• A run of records
-.-.-
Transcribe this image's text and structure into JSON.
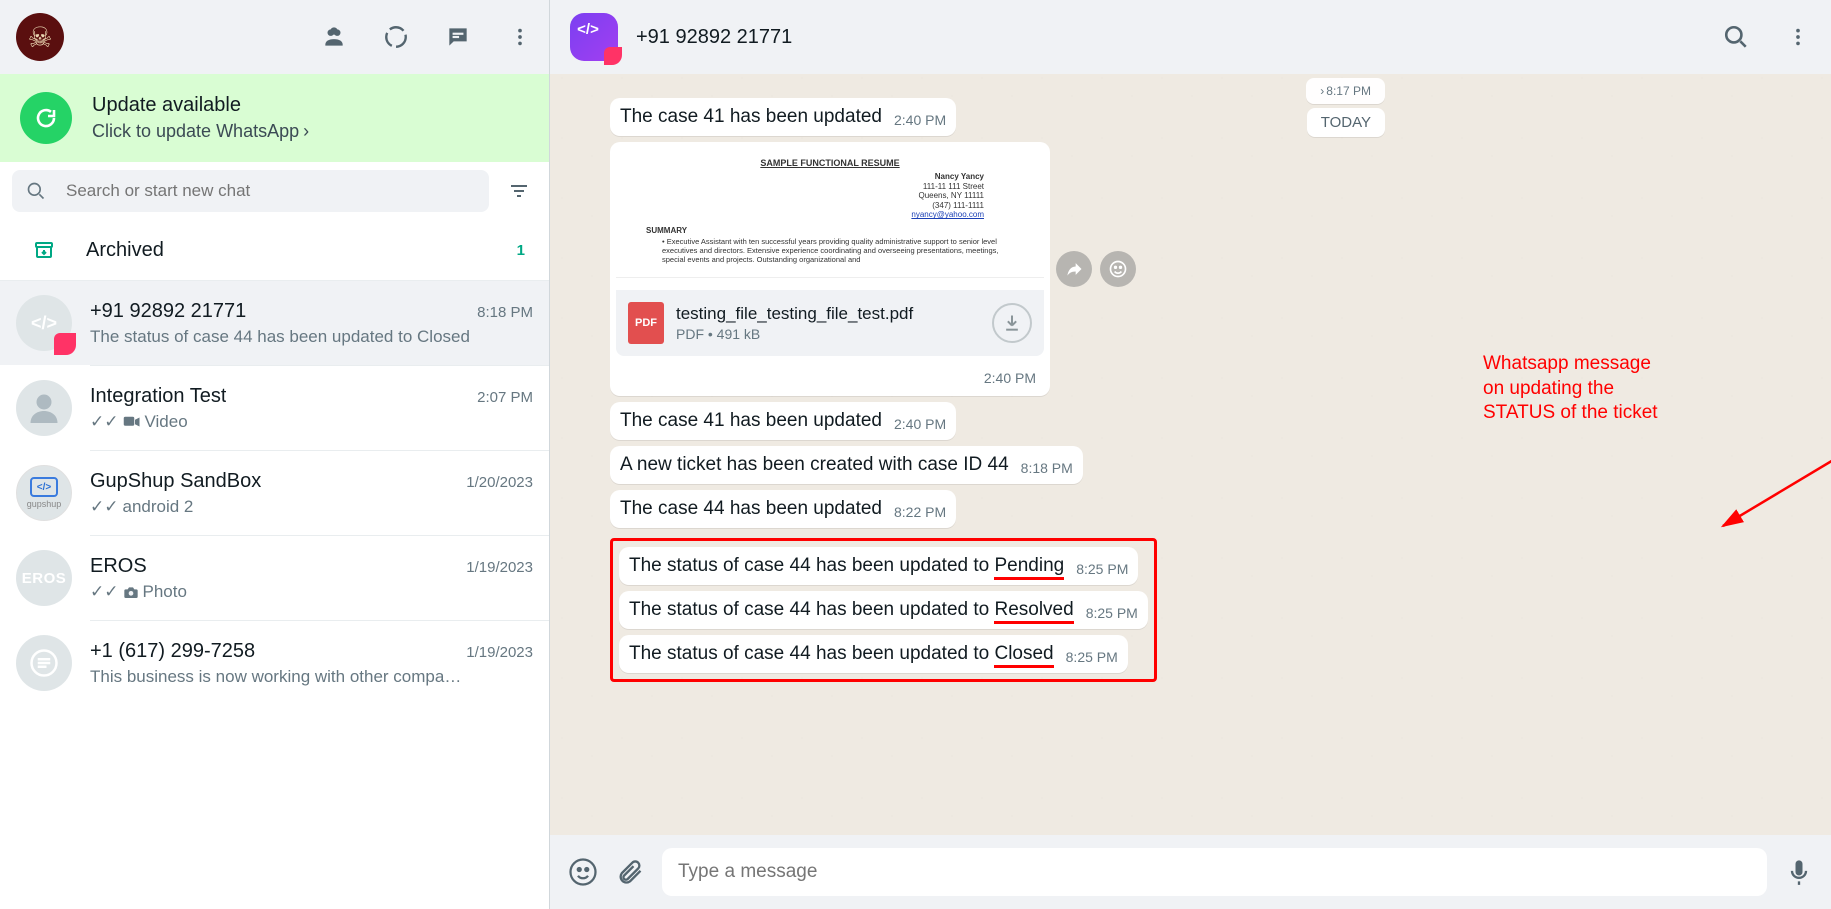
{
  "left_header": {},
  "update": {
    "title": "Update available",
    "subtitle": "Click to update WhatsApp"
  },
  "search": {
    "placeholder": "Search or start new chat"
  },
  "archived": {
    "label": "Archived",
    "count": "1"
  },
  "chats": [
    {
      "name": "+91 92892 21771",
      "time": "8:18 PM",
      "preview": "The status of case 44 has been updated to Closed"
    },
    {
      "name": "Integration Test",
      "time": "2:07 PM",
      "preview": "Video"
    },
    {
      "name": "GupShup SandBox",
      "time": "1/20/2023",
      "preview": "android 2"
    },
    {
      "name": "EROS",
      "time": "1/19/2023",
      "preview": "Photo"
    },
    {
      "name": "+1 (617) 299-7258",
      "time": "1/19/2023",
      "preview": "This business is now working with other compa…"
    }
  ],
  "conversation": {
    "contact_name": "+91 92892 21771",
    "prev_time_chip": "8:17 PM",
    "day_label": "TODAY",
    "messages": [
      {
        "text": "The case 41 has been updated",
        "time": "2:40 PM"
      }
    ],
    "file": {
      "name": "testing_file_testing_file_test.pdf",
      "meta": "PDF • 491 kB",
      "time": "2:40 PM",
      "preview": {
        "title": "SAMPLE FUNCTIONAL RESUME",
        "addr_name": "Nancy Yancy",
        "addr_line1": "111-11 111 Street",
        "addr_line2": "Queens, NY 11111",
        "addr_phone": "(347) 111-1111",
        "addr_email": "nyancy@yahoo.com",
        "summary_label": "SUMMARY",
        "summary_text": "Executive Assistant with ten successful years providing quality administrative support to senior level executives and directors. Extensive experience coordinating and overseeing presentations, meetings, special events and projects. Outstanding organizational and"
      }
    },
    "messages2": [
      {
        "text": "The case 41 has been updated",
        "time": "2:40 PM"
      },
      {
        "text": "A new ticket has been created with case ID 44",
        "time": "8:18 PM"
      },
      {
        "text": "The case 44 has been updated",
        "time": "8:22 PM"
      }
    ],
    "highlighted": [
      {
        "prefix": "The status of case 44 has been updated to ",
        "word": "Pending",
        "time": "8:25 PM"
      },
      {
        "prefix": "The status of case 44 has been updated to ",
        "word": "Resolved",
        "time": "8:25 PM"
      },
      {
        "prefix": "The status of case 44 has been updated to ",
        "word": "Closed",
        "time": "8:25 PM"
      }
    ]
  },
  "annotation": {
    "line1": "Whatsapp message",
    "line2": "on updating the",
    "line3": "STATUS of the ticket"
  },
  "composer": {
    "placeholder": "Type a message"
  }
}
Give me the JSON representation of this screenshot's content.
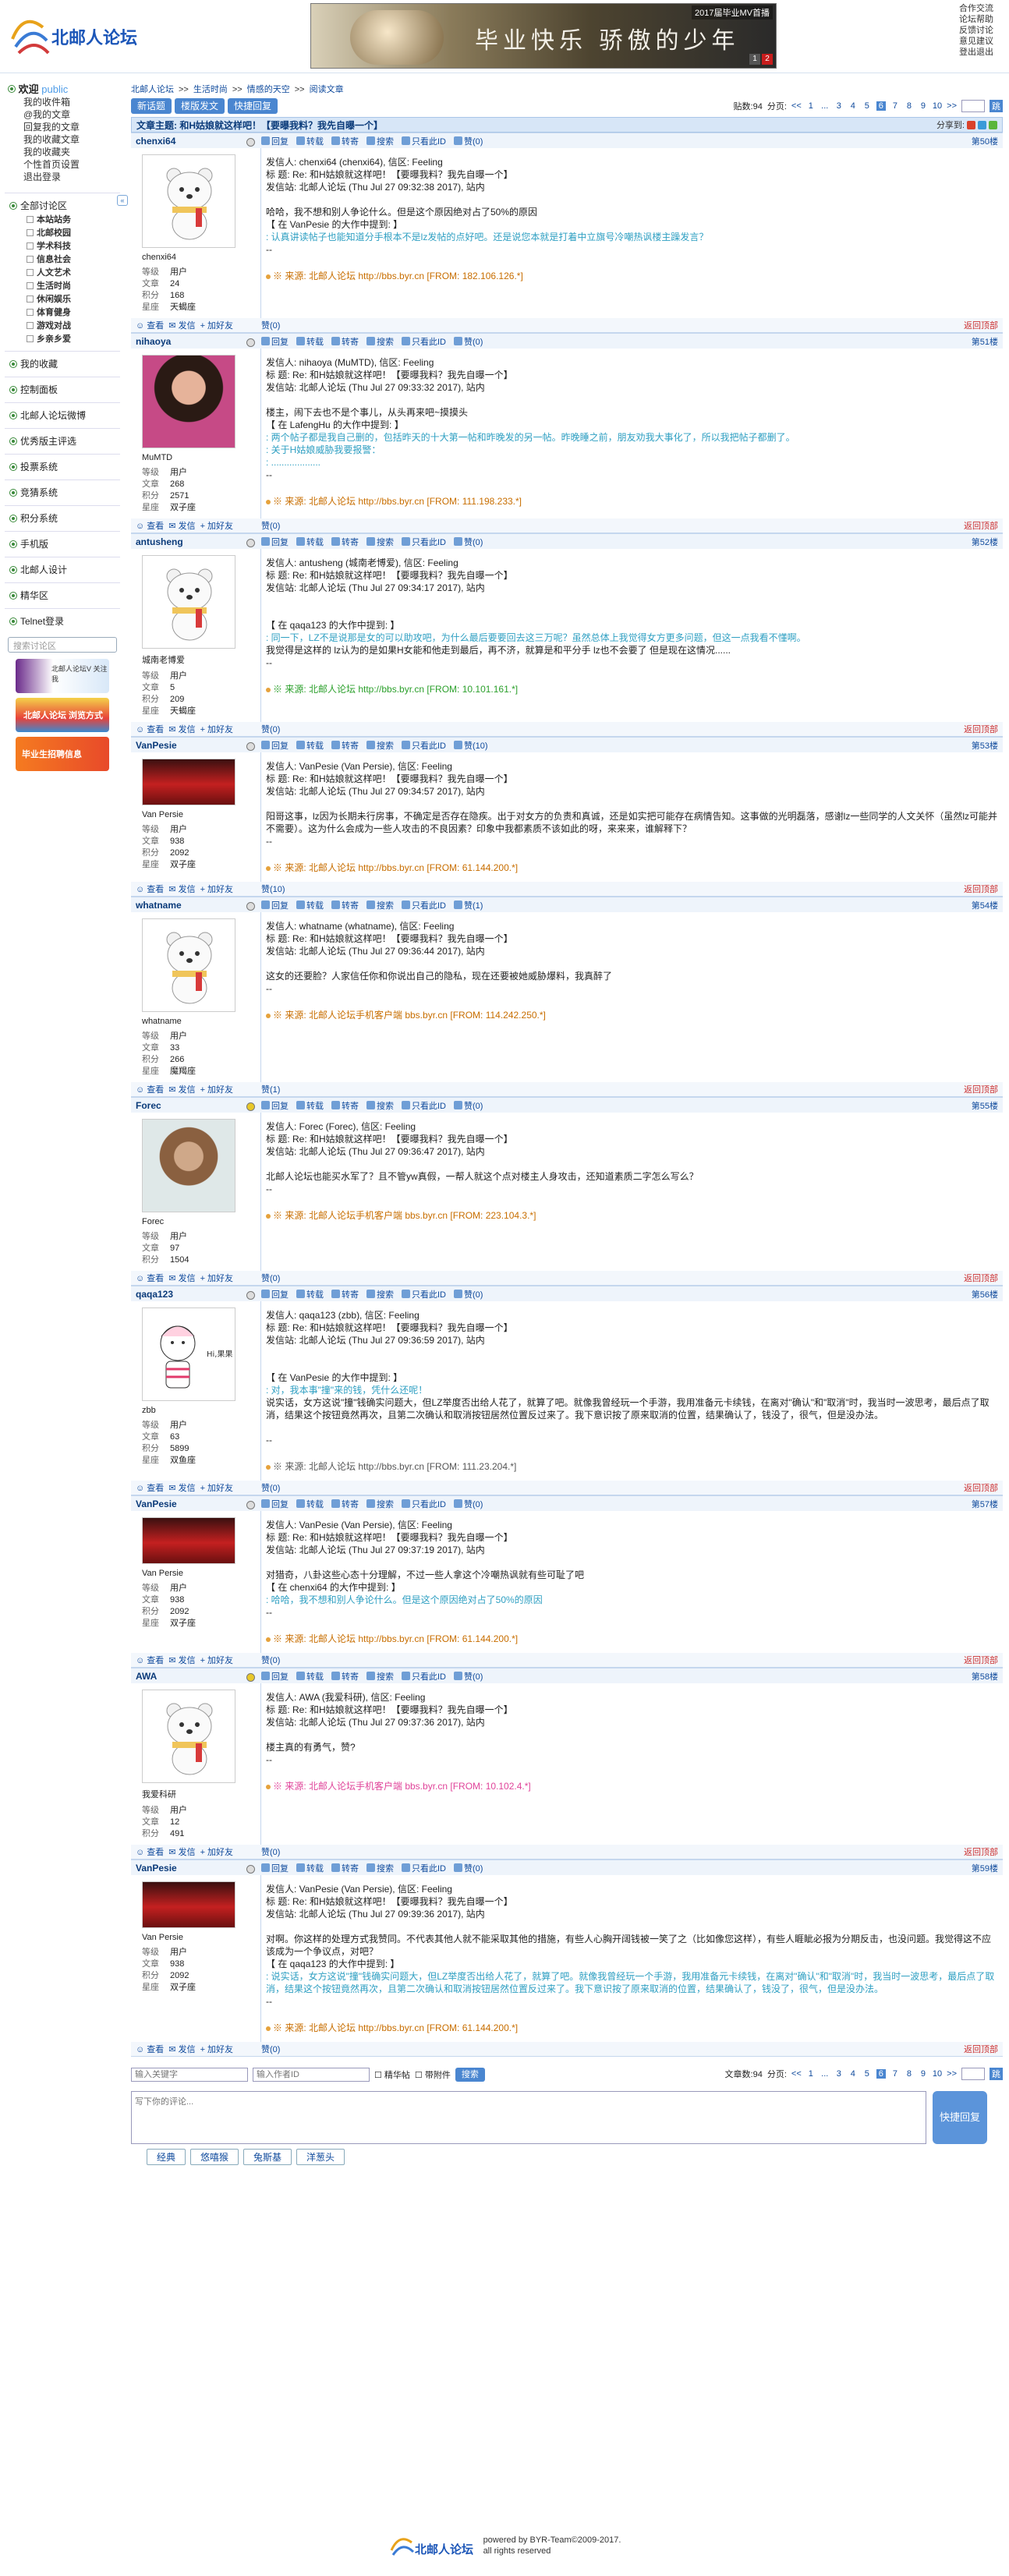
{
  "site": {
    "logo_text": "北邮人论坛",
    "banner_text": "毕业快乐 骄傲的少年",
    "banner_tag": "2017届毕业MV首播",
    "banner_pages": [
      "1",
      "2"
    ]
  },
  "top_links": [
    "合作交流",
    "论坛帮助",
    "反馈讨论",
    "意见建议",
    "登出退出"
  ],
  "sidebar": {
    "welcome": "欢迎",
    "user": "public",
    "user_links": [
      "我的收件箱",
      "@我的文章",
      "回复我的文章",
      "我的收藏文章",
      "我的收藏夹",
      "个性首页设置",
      "退出登录"
    ],
    "sections_title": "全部讨论区",
    "sections": [
      "本站站务",
      "北邮校园",
      "学术科技",
      "信息社会",
      "人文艺术",
      "生活时尚",
      "休闲娱乐",
      "体育健身",
      "游戏对战",
      "乡亲乡爱"
    ],
    "menus": [
      "我的收藏",
      "控制面板",
      "北邮人论坛微博",
      "优秀版主评选",
      "投票系统",
      "竞猜系统",
      "积分系统",
      "手机版",
      "北邮人设计",
      "精华区",
      "Telnet登录"
    ],
    "search_placeholder": "搜索讨论区",
    "ads": [
      "北邮人论坛V 关注我",
      "北邮人论坛 浏览方式",
      "毕业生招聘信息"
    ],
    "collapse": "«"
  },
  "breadcrumb": [
    "北邮人论坛",
    ">>",
    "生活时尚",
    ">>",
    "情感的天空",
    ">>",
    "阅读文章"
  ],
  "toolbar": {
    "new": "新话题",
    "layout": "楼版发文",
    "quick": "快捷回复"
  },
  "pager": {
    "label": "贴数:94",
    "pageLabel": "分页:",
    "prev": "<<",
    "pages": [
      "1",
      "...",
      "3",
      "4",
      "5",
      "6",
      "7",
      "8",
      "9",
      "10"
    ],
    "current": "6",
    "next": ">>",
    "go": "跳"
  },
  "bottom_pager": {
    "label": "文章数:94",
    "pageLabel": "分页:"
  },
  "title": "文章主题: 和H姑娘就这样吧！【要曝我料？我先自曝一个】",
  "share_label": "分享到:",
  "action_labels": [
    "回复",
    "转载",
    "转寄",
    "搜索",
    "只看此ID",
    "赞(0)"
  ],
  "post_foot": {
    "view": "查看",
    "mail": "发信",
    "friend": "加好友",
    "top": "返回顶部"
  },
  "stat_keys": {
    "level": "等级",
    "posts": "文章",
    "score": "积分",
    "star": "星座"
  },
  "posts": [
    {
      "user": "chenxi64",
      "nick": "chenxi64",
      "floor": "第50楼",
      "online": false,
      "level": "用户",
      "posts": "24",
      "score": "168",
      "star": "天蝎座",
      "likes": "赞(0)",
      "lines": [
        "发信人: chenxi64 (chenxi64), 信区: Feeling",
        "标  题: Re: 和H姑娘就这样吧！【要曝我料？我先自曝一个】",
        "发信站: 北邮人论坛 (Thu Jul 27 09:32:38 2017), 站内",
        "",
        "哈哈，我不想和别人争论什么。但是这个原因绝对占了50%的原因",
        "【 在 VanPesie 的大作中提到: 】"
      ],
      "quote": [
        ": 认真讲读帖子也能知道分手根本不是lz发帖的点好吧。还是说您本就是打着中立旗号冷嘲热讽楼主躁发言？"
      ],
      "after": [
        "--"
      ],
      "src": "※ 来源: 北邮人论坛 http://bbs.byr.cn [FROM: 182.106.126.*]",
      "avatar": "bear"
    },
    {
      "user": "nihaoya",
      "nick": "MuMTD",
      "floor": "第51楼",
      "online": false,
      "level": "用户",
      "posts": "268",
      "score": "2571",
      "star": "双子座",
      "likes": "赞(0)",
      "lines": [
        "发信人: nihaoya (MuMTD), 信区: Feeling",
        "标  题: Re: 和H姑娘就这样吧！【要曝我料？我先自曝一个】",
        "发信站: 北邮人论坛 (Thu Jul 27 09:33:32 2017), 站内",
        "",
        "楼主，闹下去也不是个事儿，从头再来吧~摸摸头",
        "【 在 LafengHu 的大作中提到: 】"
      ],
      "quote": [
        ": 两个帖子都是我自己删的，包括昨天的十大第一帖和昨晚发的另一帖。昨晚睡之前，朋友劝我大事化了，所以我把帖子都删了。",
        ": 关于H姑娘威胁我要报警：",
        ": ..................."
      ],
      "after": [
        "--"
      ],
      "src": "※ 来源: 北邮人论坛 http://bbs.byr.cn [FROM: 111.198.233.*]",
      "avatar": "photo-woman"
    },
    {
      "user": "antusheng",
      "nick": "城南老博爱",
      "floor": "第52楼",
      "online": false,
      "level": "用户",
      "posts": "5",
      "score": "209",
      "star": "天蝎座",
      "likes": "赞(0)",
      "lines": [
        "发信人: antusheng (城南老博爱), 信区: Feeling",
        "标  题: Re: 和H姑娘就这样吧！【要曝我料？我先自曝一个】",
        "发信站: 北邮人论坛 (Thu Jul 27 09:34:17 2017), 站内",
        "",
        "",
        "【 在 qaqa123 的大作中提到: 】"
      ],
      "quote": [
        ": 同一下，LZ不是说那是女的可以助攻吧，为什么最后要要回去这三万呢？虽然总体上我觉得女方更多问题，但这一点我看不懂啊。"
      ],
      "after": [
        "我觉得是这样的  lz认为的是如果H女能和他走到最后，再不济，就算是和平分手 lz也不会要了  但是现在这情况......",
        "--"
      ],
      "src": "※ 来源: 北邮人论坛 http://bbs.byr.cn [FROM: 10.101.161.*]",
      "avatar": "bear",
      "src_green": true
    },
    {
      "user": "VanPesie",
      "nick": "Van Persie",
      "floor": "第53楼",
      "online": false,
      "level": "用户",
      "posts": "938",
      "score": "2092",
      "star": "双子座",
      "likes": "赞(10)",
      "lines": [
        "发信人: VanPesie (Van Persie), 信区: Feeling",
        "标  题: Re: 和H姑娘就这样吧！【要曝我料？我先自曝一个】",
        "发信站: 北邮人论坛 (Thu Jul 27 09:34:57 2017), 站内",
        "",
        "阳哥这事，lz因为长期未行房事，不确定是否存在隐疾。出于对女方的负责和真诚，还是如实把可能存在病情告知。这事做的光明磊落，感谢lz一些同学的人文关怀（虽然lz可能并不需要）。这为什么会成为一些人攻击的不良因素？印象中我都素质不该如此的呀，来来来，谁解释下？",
        "--"
      ],
      "quote": [],
      "after": [],
      "src": "※ 来源: 北邮人论坛 http://bbs.byr.cn [FROM: 61.144.200.*]",
      "avatar": "photo-red",
      "zan": "赞(10)"
    },
    {
      "user": "whatname",
      "nick": "whatname",
      "floor": "第54楼",
      "online": false,
      "level": "用户",
      "posts": "33",
      "score": "266",
      "star": "魔羯座",
      "likes": "赞(1)",
      "lines": [
        "发信人: whatname (whatname), 信区: Feeling",
        "标  题: Re: 和H姑娘就这样吧！【要曝我料？我先自曝一个】",
        "发信站: 北邮人论坛 (Thu Jul 27 09:36:44 2017), 站内",
        "",
        "这女的还要脸？人家信任你和你说出自己的隐私，现在还要被她威胁爆料，我真醉了",
        "--"
      ],
      "quote": [],
      "after": [],
      "src": "※ 来源: 北邮人论坛手机客户端 bbs.byr.cn [FROM: 114.242.250.*]",
      "avatar": "bear",
      "zan": "赞(1)",
      "mobile": true
    },
    {
      "user": "Forec",
      "nick": "Forec",
      "floor": "第55楼",
      "online": true,
      "level": "用户",
      "posts": "97",
      "score": "1504",
      "star": "",
      "likes": "赞(0)",
      "lines": [
        "发信人: Forec (Forec), 信区: Feeling",
        "标  题: Re: 和H姑娘就这样吧！【要曝我料？我先自曝一个】",
        "发信站: 北邮人论坛 (Thu Jul 27 09:36:47 2017), 站内",
        "",
        "北邮人论坛也能买水军了？且不管yw真假，一帮人就这个点对楼主人身攻击，还知道素质二字怎么写么？",
        "--"
      ],
      "quote": [],
      "after": [],
      "src": "※ 来源: 北邮人论坛手机客户端 bbs.byr.cn [FROM: 223.104.3.*]",
      "avatar": "wolf",
      "mobile": true
    },
    {
      "user": "qaqa123",
      "nick": "zbb",
      "floor": "第56楼",
      "online": false,
      "level": "用户",
      "posts": "63",
      "score": "5899",
      "star": "双鱼座",
      "likes": "赞(0)",
      "lines": [
        "发信人: qaqa123 (zbb), 信区: Feeling",
        "标  题: Re: 和H姑娘就这样吧！【要曝我料？我先自曝一个】",
        "发信站: 北邮人论坛 (Thu Jul 27 09:36:59 2017), 站内",
        "",
        "",
        "【 在 VanPesie 的大作中提到: 】"
      ],
      "quote": [
        ": 对，我本事\"撞\"来的钱，凭什么还呢！"
      ],
      "after": [
        "说实话，女方这说\"撞\"钱确实问题大，但LZ举度否出给人花了，就算了吧。就像我曾经玩一个手游，我用准备元卡续钱，在离对\"确认\"和\"取消\"时，我当时一波思考，最后点了取消，结果这个按钮竟然再次，且第二次确认和取消按钮居然位置反过来了。我下意识按了原来取消的位置，结果确认了，钱没了，很气，但是没办法。",
        "",
        "--"
      ],
      "src": "※ 来源: 北邮人论坛 http://bbs.byr.cn [FROM: 111.23.204.*]",
      "avatar": "girl",
      "src_plain": true
    },
    {
      "user": "VanPesie",
      "nick": "Van Persie",
      "floor": "第57楼",
      "online": false,
      "level": "用户",
      "posts": "938",
      "score": "2092",
      "star": "双子座",
      "likes": "赞(0)",
      "lines": [
        "发信人: VanPesie (Van Persie), 信区: Feeling",
        "标  题: Re: 和H姑娘就这样吧！【要曝我料？我先自曝一个】",
        "发信站: 北邮人论坛 (Thu Jul 27 09:37:19 2017), 站内",
        "",
        "对猎奇，八卦这些心态十分理解，不过一些人拿这个冷嘲热讽就有些可耻了吧",
        "【 在 chenxi64 的大作中提到: 】"
      ],
      "quote": [
        ": 哈哈，我不想和别人争论什么。但是这个原因绝对占了50%的原因"
      ],
      "after": [
        "--"
      ],
      "src": "※ 来源: 北邮人论坛 http://bbs.byr.cn [FROM: 61.144.200.*]",
      "avatar": "photo-red"
    },
    {
      "user": "AWA",
      "nick": "我爱科研",
      "floor": "第58楼",
      "online": true,
      "level": "用户",
      "posts": "12",
      "score": "491",
      "star": "",
      "likes": "赞(0)",
      "lines": [
        "发信人: AWA (我爱科研), 信区: Feeling",
        "标  题: Re: 和H姑娘就这样吧！【要曝我料？我先自曝一个】",
        "发信站: 北邮人论坛 (Thu Jul 27 09:37:36 2017), 站内",
        "",
        "楼主真的有勇气，赞?",
        "--"
      ],
      "quote": [],
      "after": [],
      "src": "※ 来源: 北邮人论坛手机客户端 bbs.byr.cn [FROM: 10.102.4.*]",
      "avatar": "bear",
      "mobile": true,
      "src_pink": true
    },
    {
      "user": "VanPesie",
      "nick": "Van Persie",
      "floor": "第59楼",
      "online": false,
      "level": "用户",
      "posts": "938",
      "score": "2092",
      "star": "双子座",
      "likes": "赞(0)",
      "lines": [
        "发信人: VanPesie (Van Persie), 信区: Feeling",
        "标  题: Re: 和H姑娘就这样吧！【要曝我料？我先自曝一个】",
        "发信站: 北邮人论坛 (Thu Jul 27 09:39:36 2017), 站内",
        "",
        "对啊。你这样的处理方式我赞同。不代表其他人就不能采取其他的措施，有些人心胸开阔钱被一笑了之（比如像您这样），有些人睚眦必报为分期反击，也没问题。我觉得这不应该成为一个争议点，对吧？",
        "【 在 qaqa123 的大作中提到: 】"
      ],
      "quote": [
        ": 说实话，女方这说\"撞\"钱确实问题大，但LZ举度否出给人花了，就算了吧。就像我曾经玩一个手游，我用准备元卡续钱，在离对\"确认\"和\"取消\"时，我当时一波思考，最后点了取消，结果这个按钮竟然再次，且第二次确认和取消按钮居然位置反过来了。我下意识按了原来取消的位置，结果确认了，钱没了，很气，但是没办法。"
      ],
      "after": [
        "--"
      ],
      "src": "※ 来源: 北邮人论坛 http://bbs.byr.cn [FROM: 61.144.200.*]",
      "avatar": "photo-red"
    }
  ],
  "bottom": {
    "keyword_placeholder": "输入关键字",
    "author_placeholder": "输入作者ID",
    "only_jing": "精华帖",
    "has_att": "带附件",
    "search_btn": "搜索"
  },
  "reply": {
    "placeholder": "写下你的评论...",
    "send": "快捷回复",
    "emotes": [
      "经典",
      "悠嘻猴",
      "兔斯基",
      "洋葱头"
    ]
  },
  "footer": {
    "powered": "powered by BYR-Team©2009-2017.",
    "rights": "all rights reserved"
  },
  "colors": {
    "accent": "#4a86d0",
    "header_bg": "#d7e6f7",
    "quote": "#2e9fc2",
    "source": "#c86e00"
  }
}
-.-.-
Show every line from the entries above in which the word "score" appears.

• ANSWER FOR THE TASK
    "score": "积分",
      "score": "168",
      "score": "2571",
      "score": "209",
      "score": "2092",
      "score": "266",
      "score": "1504",
      "score": "5899",
      "score": "2092",
      "score": "491",
      "score": "2092",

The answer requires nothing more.